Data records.

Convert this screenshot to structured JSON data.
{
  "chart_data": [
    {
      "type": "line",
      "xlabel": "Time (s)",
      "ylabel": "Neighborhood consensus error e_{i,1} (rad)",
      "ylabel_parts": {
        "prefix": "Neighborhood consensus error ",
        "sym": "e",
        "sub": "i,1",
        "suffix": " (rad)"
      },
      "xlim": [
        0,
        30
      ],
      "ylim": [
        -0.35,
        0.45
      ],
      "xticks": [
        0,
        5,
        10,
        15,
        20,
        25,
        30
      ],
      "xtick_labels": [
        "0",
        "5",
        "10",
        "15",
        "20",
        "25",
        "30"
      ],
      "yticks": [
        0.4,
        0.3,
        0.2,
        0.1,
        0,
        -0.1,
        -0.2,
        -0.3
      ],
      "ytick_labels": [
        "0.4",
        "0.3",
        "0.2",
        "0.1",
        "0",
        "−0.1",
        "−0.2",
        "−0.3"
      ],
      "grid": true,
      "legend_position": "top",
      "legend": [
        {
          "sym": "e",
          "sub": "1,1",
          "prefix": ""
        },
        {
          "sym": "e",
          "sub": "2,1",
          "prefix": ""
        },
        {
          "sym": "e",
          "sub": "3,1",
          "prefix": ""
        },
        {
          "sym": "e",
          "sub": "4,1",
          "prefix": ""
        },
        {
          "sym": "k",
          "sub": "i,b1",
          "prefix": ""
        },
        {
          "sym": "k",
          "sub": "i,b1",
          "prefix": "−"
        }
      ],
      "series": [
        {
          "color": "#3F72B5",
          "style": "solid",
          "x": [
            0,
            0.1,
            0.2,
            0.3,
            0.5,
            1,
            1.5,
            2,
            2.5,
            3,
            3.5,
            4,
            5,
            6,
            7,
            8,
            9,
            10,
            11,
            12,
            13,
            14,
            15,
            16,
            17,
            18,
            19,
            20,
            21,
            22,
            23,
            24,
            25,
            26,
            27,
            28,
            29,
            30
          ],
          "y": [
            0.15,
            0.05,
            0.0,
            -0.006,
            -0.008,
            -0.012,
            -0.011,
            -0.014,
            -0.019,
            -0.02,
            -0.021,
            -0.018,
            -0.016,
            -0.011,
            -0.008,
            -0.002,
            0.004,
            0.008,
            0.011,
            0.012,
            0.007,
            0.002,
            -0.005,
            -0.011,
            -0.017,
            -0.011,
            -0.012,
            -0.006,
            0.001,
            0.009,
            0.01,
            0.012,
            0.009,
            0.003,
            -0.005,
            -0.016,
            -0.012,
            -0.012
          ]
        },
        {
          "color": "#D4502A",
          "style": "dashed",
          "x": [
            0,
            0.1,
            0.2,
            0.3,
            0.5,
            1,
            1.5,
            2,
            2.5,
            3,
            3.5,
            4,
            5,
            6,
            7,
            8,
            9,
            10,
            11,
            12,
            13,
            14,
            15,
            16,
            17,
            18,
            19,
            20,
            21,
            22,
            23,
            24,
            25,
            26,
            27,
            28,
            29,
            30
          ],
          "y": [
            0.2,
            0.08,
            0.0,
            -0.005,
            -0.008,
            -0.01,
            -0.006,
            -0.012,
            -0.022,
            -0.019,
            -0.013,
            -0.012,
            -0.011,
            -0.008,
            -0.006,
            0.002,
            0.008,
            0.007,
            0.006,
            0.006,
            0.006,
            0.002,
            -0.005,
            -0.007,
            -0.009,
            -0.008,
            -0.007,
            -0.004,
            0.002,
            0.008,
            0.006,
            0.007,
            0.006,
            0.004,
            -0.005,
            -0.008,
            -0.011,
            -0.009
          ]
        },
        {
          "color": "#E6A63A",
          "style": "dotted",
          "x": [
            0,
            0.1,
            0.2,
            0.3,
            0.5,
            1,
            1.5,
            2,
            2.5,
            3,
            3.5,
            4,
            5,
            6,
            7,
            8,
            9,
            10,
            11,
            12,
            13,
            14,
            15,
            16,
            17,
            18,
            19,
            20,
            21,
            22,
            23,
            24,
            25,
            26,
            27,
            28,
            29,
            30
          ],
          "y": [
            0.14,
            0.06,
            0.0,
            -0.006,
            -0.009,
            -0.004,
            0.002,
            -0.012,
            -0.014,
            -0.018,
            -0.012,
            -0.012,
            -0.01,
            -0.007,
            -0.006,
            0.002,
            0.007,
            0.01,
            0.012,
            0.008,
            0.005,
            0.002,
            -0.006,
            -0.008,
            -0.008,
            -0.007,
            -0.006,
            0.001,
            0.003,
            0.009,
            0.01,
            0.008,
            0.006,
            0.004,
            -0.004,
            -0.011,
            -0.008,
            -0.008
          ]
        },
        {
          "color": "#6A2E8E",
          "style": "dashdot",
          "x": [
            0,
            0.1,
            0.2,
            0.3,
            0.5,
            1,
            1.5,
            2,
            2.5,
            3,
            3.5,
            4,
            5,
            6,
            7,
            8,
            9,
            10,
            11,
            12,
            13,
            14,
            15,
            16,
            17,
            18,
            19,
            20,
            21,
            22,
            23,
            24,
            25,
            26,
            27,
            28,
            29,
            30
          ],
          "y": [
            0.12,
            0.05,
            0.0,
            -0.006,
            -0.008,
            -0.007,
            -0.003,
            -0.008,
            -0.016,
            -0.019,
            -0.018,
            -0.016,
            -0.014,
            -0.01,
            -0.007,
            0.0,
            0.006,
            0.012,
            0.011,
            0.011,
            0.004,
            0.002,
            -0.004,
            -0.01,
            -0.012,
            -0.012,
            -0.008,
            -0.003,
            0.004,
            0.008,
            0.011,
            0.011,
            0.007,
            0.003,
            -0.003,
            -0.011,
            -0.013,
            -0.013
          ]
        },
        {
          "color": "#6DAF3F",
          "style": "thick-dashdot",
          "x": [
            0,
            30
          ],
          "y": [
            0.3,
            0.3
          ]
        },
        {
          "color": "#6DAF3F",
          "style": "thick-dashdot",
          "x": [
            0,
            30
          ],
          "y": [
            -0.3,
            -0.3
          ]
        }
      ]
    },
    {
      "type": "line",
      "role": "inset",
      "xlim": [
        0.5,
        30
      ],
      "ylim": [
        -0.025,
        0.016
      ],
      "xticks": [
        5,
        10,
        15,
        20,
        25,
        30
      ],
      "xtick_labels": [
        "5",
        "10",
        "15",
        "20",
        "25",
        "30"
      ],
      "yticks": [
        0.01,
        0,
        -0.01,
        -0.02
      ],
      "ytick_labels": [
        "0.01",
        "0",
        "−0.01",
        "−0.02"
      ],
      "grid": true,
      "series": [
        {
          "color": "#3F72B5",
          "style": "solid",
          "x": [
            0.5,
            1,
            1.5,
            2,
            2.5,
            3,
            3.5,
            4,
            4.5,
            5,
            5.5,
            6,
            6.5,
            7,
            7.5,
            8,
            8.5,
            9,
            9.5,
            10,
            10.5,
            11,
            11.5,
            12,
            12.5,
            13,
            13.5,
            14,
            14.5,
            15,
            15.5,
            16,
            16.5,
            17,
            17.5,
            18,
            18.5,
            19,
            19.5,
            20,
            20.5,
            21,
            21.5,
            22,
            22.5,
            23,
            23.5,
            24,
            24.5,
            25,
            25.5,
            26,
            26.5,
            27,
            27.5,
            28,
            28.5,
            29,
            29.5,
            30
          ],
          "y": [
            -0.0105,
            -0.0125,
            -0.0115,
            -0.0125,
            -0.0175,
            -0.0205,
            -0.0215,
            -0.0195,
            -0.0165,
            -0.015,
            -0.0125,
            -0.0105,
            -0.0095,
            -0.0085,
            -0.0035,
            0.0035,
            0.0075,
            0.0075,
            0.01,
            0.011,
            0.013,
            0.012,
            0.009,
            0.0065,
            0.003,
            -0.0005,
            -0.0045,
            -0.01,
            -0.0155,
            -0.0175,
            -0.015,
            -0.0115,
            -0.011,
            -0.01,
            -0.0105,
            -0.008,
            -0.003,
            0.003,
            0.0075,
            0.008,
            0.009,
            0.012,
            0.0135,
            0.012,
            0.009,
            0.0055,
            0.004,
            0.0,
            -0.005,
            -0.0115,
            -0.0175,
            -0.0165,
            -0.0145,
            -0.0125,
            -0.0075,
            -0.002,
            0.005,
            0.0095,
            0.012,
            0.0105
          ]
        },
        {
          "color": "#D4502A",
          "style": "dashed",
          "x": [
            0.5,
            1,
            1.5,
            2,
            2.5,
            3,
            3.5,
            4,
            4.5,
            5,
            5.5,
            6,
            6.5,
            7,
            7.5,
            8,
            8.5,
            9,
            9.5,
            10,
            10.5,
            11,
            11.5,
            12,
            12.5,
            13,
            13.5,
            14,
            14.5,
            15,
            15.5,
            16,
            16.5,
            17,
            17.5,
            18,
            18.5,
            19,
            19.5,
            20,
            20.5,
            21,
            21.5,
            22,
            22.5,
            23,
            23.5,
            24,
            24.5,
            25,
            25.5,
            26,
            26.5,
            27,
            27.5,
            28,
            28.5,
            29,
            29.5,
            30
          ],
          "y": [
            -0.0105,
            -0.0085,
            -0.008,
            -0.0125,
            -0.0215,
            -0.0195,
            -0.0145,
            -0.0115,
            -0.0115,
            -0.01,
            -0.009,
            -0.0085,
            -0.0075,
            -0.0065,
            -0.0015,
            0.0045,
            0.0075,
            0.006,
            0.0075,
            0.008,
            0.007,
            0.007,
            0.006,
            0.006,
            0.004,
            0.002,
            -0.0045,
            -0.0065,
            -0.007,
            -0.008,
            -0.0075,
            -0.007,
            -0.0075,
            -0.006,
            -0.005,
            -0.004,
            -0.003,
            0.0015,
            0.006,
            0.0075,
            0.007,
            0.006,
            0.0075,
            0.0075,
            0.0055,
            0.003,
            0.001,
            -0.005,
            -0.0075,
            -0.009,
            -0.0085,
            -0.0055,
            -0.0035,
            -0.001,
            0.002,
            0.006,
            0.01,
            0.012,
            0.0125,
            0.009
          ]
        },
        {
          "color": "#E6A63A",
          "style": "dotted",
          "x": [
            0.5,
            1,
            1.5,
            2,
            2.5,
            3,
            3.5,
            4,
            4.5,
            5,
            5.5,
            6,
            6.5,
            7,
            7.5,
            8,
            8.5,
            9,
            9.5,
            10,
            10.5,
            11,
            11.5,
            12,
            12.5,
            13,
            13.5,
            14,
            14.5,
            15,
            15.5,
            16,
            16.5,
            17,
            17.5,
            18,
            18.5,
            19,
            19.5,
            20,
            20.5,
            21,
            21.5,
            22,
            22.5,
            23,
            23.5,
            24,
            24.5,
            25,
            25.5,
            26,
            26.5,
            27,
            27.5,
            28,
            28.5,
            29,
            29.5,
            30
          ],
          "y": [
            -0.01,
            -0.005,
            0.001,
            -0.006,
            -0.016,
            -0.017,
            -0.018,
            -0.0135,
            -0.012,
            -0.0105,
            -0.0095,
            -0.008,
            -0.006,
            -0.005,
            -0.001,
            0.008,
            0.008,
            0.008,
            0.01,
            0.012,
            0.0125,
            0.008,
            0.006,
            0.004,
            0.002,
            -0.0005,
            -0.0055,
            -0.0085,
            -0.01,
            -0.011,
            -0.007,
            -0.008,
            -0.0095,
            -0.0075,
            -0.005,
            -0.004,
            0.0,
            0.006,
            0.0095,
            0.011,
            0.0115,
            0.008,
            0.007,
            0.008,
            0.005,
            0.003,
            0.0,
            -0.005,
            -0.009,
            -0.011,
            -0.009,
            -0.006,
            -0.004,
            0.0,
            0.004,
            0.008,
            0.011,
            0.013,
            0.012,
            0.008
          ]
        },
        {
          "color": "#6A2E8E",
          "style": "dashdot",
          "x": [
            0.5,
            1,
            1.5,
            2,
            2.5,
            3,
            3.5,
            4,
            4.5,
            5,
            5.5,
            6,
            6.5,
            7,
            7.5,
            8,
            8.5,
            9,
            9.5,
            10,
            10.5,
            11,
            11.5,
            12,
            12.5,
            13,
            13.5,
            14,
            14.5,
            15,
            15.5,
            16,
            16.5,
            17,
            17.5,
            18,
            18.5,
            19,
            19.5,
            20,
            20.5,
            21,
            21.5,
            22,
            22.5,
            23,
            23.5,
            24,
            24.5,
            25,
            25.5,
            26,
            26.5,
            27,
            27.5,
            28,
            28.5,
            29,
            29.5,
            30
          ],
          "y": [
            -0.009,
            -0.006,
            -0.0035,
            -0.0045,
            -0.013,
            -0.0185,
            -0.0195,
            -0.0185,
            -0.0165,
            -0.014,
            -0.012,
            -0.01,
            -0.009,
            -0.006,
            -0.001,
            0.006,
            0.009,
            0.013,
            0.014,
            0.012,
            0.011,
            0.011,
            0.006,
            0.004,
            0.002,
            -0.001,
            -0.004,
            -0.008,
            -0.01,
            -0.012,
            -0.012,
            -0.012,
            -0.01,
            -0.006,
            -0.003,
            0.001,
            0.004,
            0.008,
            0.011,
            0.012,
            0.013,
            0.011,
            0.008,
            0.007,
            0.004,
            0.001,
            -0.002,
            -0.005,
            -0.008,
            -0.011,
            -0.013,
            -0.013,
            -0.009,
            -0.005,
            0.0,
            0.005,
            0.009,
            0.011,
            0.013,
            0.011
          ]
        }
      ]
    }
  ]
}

Problem requirements. Scan the material line by line and report each one that contains "error".

The output.
      "ylabel": "Neighborhood consensus error e_{i,1} (rad)",
        "prefix": "Neighborhood consensus error ",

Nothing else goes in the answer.